Aim of the task: Quote the whole listing verbatim.

***

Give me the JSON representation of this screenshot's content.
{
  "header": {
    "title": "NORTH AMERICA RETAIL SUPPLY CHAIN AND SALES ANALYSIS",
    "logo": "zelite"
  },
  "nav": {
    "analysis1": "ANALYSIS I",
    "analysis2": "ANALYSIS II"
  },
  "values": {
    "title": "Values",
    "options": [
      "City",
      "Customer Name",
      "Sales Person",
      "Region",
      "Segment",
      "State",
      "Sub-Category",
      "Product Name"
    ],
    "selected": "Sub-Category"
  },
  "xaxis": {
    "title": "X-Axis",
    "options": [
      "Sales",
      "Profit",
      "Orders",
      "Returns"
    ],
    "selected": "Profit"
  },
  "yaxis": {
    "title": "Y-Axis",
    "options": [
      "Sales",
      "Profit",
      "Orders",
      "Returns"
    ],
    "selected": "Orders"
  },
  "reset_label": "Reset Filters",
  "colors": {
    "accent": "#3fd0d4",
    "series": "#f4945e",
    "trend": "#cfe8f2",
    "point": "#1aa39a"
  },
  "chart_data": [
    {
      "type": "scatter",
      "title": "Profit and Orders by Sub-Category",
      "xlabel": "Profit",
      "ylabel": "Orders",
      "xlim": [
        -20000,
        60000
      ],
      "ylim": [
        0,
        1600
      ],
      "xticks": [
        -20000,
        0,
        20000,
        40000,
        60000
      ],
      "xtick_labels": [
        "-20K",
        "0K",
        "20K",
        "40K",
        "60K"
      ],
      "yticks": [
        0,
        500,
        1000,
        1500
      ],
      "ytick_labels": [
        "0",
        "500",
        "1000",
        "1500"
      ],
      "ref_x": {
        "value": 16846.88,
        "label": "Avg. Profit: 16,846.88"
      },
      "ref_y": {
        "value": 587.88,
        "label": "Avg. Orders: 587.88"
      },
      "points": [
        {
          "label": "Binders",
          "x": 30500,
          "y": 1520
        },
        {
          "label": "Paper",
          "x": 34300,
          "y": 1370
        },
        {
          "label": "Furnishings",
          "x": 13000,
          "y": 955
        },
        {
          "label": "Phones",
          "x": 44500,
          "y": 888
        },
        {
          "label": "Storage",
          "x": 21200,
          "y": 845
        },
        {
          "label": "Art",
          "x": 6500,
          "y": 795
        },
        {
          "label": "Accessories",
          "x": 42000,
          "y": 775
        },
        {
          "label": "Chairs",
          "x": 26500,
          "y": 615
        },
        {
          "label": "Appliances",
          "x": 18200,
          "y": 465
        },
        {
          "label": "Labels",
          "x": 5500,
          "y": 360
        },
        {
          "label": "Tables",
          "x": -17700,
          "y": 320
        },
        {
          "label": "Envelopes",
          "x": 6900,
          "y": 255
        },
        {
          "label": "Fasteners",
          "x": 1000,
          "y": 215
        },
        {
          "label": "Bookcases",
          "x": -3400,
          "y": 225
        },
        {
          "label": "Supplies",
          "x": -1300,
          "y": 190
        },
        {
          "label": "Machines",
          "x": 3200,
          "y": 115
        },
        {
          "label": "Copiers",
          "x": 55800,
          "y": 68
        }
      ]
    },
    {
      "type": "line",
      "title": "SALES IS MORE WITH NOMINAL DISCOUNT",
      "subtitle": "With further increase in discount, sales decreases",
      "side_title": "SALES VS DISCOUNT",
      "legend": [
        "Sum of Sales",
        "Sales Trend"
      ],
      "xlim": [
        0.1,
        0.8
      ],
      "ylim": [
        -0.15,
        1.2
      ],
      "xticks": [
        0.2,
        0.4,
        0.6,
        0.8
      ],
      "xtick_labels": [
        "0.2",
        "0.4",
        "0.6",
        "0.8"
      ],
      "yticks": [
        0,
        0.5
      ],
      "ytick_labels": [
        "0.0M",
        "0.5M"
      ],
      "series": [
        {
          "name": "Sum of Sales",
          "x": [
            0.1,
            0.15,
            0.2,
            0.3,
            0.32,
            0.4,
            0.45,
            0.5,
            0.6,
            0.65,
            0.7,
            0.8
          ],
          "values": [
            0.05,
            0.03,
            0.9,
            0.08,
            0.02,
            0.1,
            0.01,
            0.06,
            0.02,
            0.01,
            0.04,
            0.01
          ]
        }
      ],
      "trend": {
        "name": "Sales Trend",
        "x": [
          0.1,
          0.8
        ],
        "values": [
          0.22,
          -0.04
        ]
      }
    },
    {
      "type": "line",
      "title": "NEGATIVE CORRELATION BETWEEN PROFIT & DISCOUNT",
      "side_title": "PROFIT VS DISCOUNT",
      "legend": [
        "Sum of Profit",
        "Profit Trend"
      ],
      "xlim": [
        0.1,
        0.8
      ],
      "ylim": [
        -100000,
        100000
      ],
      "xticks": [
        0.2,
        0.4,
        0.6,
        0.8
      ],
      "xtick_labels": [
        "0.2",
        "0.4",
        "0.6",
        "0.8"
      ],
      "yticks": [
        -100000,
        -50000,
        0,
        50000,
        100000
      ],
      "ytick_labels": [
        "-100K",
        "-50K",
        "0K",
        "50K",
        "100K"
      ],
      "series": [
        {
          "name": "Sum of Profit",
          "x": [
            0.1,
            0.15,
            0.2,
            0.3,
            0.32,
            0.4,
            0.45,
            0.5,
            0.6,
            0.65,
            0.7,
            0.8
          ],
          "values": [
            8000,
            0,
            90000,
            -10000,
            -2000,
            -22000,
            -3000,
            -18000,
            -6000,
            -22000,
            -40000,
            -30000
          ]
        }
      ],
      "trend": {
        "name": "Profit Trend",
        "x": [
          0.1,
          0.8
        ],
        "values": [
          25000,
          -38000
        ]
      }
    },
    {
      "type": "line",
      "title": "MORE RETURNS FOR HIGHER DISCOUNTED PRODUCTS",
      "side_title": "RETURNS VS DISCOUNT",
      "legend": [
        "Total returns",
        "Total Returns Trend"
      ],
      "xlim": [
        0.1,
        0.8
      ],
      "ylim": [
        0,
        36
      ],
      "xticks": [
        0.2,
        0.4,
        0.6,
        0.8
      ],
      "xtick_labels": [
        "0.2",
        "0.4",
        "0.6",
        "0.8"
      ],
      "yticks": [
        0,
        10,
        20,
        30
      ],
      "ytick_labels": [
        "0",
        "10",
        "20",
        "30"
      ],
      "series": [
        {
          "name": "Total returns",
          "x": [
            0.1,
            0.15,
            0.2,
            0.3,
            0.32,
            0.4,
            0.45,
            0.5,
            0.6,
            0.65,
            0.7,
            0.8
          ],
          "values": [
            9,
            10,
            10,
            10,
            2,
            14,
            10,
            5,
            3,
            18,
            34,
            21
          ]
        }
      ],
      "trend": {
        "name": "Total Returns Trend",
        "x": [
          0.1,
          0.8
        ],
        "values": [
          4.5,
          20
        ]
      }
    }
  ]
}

***

Solution for this task:
Give me the JSON representation of this screenshot's content.
{
  "header": {
    "title": "NORTH AMERICA RETAIL SUPPLY CHAIN AND SALES ANALYSIS",
    "logo": "zelite"
  },
  "nav": {
    "analysis1": "ANALYSIS I",
    "analysis2": "ANALYSIS II"
  },
  "values": {
    "title": "Values",
    "options": [
      "City",
      "Customer Name",
      "Sales Person",
      "Region",
      "Segment",
      "State",
      "Sub-Category",
      "Product Name"
    ],
    "selected": "Sub-Category"
  },
  "xaxis": {
    "title": "X-Axis",
    "options": [
      "Sales",
      "Profit",
      "Orders",
      "Returns"
    ],
    "selected": "Profit"
  },
  "yaxis": {
    "title": "Y-Axis",
    "options": [
      "Sales",
      "Profit",
      "Orders",
      "Returns"
    ],
    "selected": "Orders"
  },
  "reset_label": "Reset Filters",
  "colors": {
    "accent": "#3fd0d4",
    "series": "#f4945e",
    "trend": "#cfe8f2",
    "point": "#1aa39a"
  },
  "chart_data": [
    {
      "type": "scatter",
      "title": "Profit and Orders by Sub-Category",
      "xlabel": "Profit",
      "ylabel": "Orders",
      "xlim": [
        -20000,
        60000
      ],
      "ylim": [
        0,
        1600
      ],
      "xticks": [
        -20000,
        0,
        20000,
        40000,
        60000
      ],
      "xtick_labels": [
        "-20K",
        "0K",
        "20K",
        "40K",
        "60K"
      ],
      "yticks": [
        0,
        500,
        1000,
        1500
      ],
      "ytick_labels": [
        "0",
        "500",
        "1000",
        "1500"
      ],
      "ref_x": {
        "value": 16846.88,
        "label": "Avg. Profit: 16,846.88"
      },
      "ref_y": {
        "value": 587.88,
        "label": "Avg. Orders: 587.88"
      },
      "points": [
        {
          "label": "Binders",
          "x": 30500,
          "y": 1520
        },
        {
          "label": "Paper",
          "x": 34300,
          "y": 1370
        },
        {
          "label": "Furnishings",
          "x": 13000,
          "y": 955
        },
        {
          "label": "Phones",
          "x": 44500,
          "y": 888
        },
        {
          "label": "Storage",
          "x": 21200,
          "y": 845
        },
        {
          "label": "Art",
          "x": 6500,
          "y": 795
        },
        {
          "label": "Accessories",
          "x": 42000,
          "y": 775
        },
        {
          "label": "Chairs",
          "x": 26500,
          "y": 615
        },
        {
          "label": "Appliances",
          "x": 18200,
          "y": 465
        },
        {
          "label": "Labels",
          "x": 5500,
          "y": 360
        },
        {
          "label": "Tables",
          "x": -17700,
          "y": 320
        },
        {
          "label": "Envelopes",
          "x": 6900,
          "y": 255
        },
        {
          "label": "Fasteners",
          "x": 1000,
          "y": 215
        },
        {
          "label": "Bookcases",
          "x": -3400,
          "y": 225
        },
        {
          "label": "Supplies",
          "x": -1300,
          "y": 190
        },
        {
          "label": "Machines",
          "x": 3200,
          "y": 115
        },
        {
          "label": "Copiers",
          "x": 55800,
          "y": 68
        }
      ]
    },
    {
      "type": "line",
      "title": "SALES IS MORE WITH NOMINAL DISCOUNT",
      "subtitle": "With further increase in discount, sales decreases",
      "side_title": "SALES VS DISCOUNT",
      "legend": [
        "Sum of Sales",
        "Sales Trend"
      ],
      "xlim": [
        0.1,
        0.8
      ],
      "ylim": [
        -0.15,
        1.2
      ],
      "xticks": [
        0.2,
        0.4,
        0.6,
        0.8
      ],
      "xtick_labels": [
        "0.2",
        "0.4",
        "0.6",
        "0.8"
      ],
      "yticks": [
        0,
        0.5
      ],
      "ytick_labels": [
        "0.0M",
        "0.5M"
      ],
      "series": [
        {
          "name": "Sum of Sales",
          "x": [
            0.1,
            0.15,
            0.2,
            0.3,
            0.32,
            0.4,
            0.45,
            0.5,
            0.6,
            0.65,
            0.7,
            0.8
          ],
          "values": [
            0.05,
            0.03,
            0.9,
            0.08,
            0.02,
            0.1,
            0.01,
            0.06,
            0.02,
            0.01,
            0.04,
            0.01
          ]
        }
      ],
      "trend": {
        "name": "Sales Trend",
        "x": [
          0.1,
          0.8
        ],
        "values": [
          0.22,
          -0.04
        ]
      }
    },
    {
      "type": "line",
      "title": "NEGATIVE CORRELATION BETWEEN PROFIT & DISCOUNT",
      "side_title": "PROFIT VS DISCOUNT",
      "legend": [
        "Sum of Profit",
        "Profit Trend"
      ],
      "xlim": [
        0.1,
        0.8
      ],
      "ylim": [
        -100000,
        100000
      ],
      "xticks": [
        0.2,
        0.4,
        0.6,
        0.8
      ],
      "xtick_labels": [
        "0.2",
        "0.4",
        "0.6",
        "0.8"
      ],
      "yticks": [
        -100000,
        -50000,
        0,
        50000,
        100000
      ],
      "ytick_labels": [
        "-100K",
        "-50K",
        "0K",
        "50K",
        "100K"
      ],
      "series": [
        {
          "name": "Sum of Profit",
          "x": [
            0.1,
            0.15,
            0.2,
            0.3,
            0.32,
            0.4,
            0.45,
            0.5,
            0.6,
            0.65,
            0.7,
            0.8
          ],
          "values": [
            8000,
            0,
            90000,
            -10000,
            -2000,
            -22000,
            -3000,
            -18000,
            -6000,
            -22000,
            -40000,
            -30000
          ]
        }
      ],
      "trend": {
        "name": "Profit Trend",
        "x": [
          0.1,
          0.8
        ],
        "values": [
          25000,
          -38000
        ]
      }
    },
    {
      "type": "line",
      "title": "MORE RETURNS FOR HIGHER DISCOUNTED PRODUCTS",
      "side_title": "RETURNS VS DISCOUNT",
      "legend": [
        "Total returns",
        "Total Returns Trend"
      ],
      "xlim": [
        0.1,
        0.8
      ],
      "ylim": [
        0,
        36
      ],
      "xticks": [
        0.2,
        0.4,
        0.6,
        0.8
      ],
      "xtick_labels": [
        "0.2",
        "0.4",
        "0.6",
        "0.8"
      ],
      "yticks": [
        0,
        10,
        20,
        30
      ],
      "ytick_labels": [
        "0",
        "10",
        "20",
        "30"
      ],
      "series": [
        {
          "name": "Total returns",
          "x": [
            0.1,
            0.15,
            0.2,
            0.3,
            0.32,
            0.4,
            0.45,
            0.5,
            0.6,
            0.65,
            0.7,
            0.8
          ],
          "values": [
            9,
            10,
            10,
            10,
            2,
            14,
            10,
            5,
            3,
            18,
            34,
            21
          ]
        }
      ],
      "trend": {
        "name": "Total Returns Trend",
        "x": [
          0.1,
          0.8
        ],
        "values": [
          4.5,
          20
        ]
      }
    }
  ]
}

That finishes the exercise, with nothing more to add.